Collected data
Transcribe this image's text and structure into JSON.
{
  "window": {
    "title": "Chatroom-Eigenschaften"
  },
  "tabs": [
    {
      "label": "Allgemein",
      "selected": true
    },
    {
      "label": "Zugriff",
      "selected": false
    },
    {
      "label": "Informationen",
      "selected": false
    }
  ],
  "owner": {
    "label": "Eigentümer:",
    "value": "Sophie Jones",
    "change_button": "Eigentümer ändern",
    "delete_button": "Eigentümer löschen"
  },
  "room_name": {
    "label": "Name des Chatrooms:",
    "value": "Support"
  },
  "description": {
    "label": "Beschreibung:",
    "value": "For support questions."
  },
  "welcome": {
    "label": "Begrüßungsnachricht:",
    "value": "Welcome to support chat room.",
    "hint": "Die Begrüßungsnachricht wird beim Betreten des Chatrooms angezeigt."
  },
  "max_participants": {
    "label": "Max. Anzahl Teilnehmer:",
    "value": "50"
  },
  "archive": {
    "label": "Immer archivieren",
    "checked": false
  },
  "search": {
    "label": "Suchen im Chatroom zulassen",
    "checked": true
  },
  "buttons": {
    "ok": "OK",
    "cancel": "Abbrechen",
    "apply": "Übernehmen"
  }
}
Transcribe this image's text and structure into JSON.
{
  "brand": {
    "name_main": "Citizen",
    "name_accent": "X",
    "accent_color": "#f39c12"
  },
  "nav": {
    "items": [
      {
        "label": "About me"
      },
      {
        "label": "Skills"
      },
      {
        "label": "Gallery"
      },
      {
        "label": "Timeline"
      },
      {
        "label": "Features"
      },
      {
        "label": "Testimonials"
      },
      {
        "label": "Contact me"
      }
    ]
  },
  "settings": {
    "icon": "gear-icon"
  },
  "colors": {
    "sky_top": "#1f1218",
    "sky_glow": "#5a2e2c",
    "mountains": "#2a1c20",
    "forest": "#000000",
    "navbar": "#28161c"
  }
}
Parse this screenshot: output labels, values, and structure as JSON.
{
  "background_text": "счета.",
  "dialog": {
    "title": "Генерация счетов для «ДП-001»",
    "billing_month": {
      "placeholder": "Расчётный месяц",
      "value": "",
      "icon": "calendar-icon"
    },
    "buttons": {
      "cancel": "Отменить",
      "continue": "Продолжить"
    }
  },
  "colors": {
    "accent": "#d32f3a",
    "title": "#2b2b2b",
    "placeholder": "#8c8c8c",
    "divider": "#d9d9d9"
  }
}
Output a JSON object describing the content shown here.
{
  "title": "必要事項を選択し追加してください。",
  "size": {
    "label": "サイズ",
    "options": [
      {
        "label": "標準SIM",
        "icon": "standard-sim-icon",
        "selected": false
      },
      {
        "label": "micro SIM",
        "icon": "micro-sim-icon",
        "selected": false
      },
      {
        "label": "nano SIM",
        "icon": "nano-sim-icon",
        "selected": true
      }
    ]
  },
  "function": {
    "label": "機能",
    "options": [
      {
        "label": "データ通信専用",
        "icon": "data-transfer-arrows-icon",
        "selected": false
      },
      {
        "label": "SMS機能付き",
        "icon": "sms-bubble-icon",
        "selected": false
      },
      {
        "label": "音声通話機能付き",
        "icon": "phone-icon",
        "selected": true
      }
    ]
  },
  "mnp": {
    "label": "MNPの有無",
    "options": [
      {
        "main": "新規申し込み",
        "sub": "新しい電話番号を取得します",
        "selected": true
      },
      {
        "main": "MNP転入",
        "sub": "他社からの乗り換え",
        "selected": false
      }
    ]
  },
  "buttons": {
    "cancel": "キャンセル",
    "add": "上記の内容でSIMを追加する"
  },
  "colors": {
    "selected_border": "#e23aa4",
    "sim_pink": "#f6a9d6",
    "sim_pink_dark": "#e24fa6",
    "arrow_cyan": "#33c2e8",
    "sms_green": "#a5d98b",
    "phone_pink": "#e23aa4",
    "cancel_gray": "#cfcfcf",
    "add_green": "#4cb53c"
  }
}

▶ Exercise
Answer with one number only: how many lines above contain the word "JSON".

▶ Output of the task
4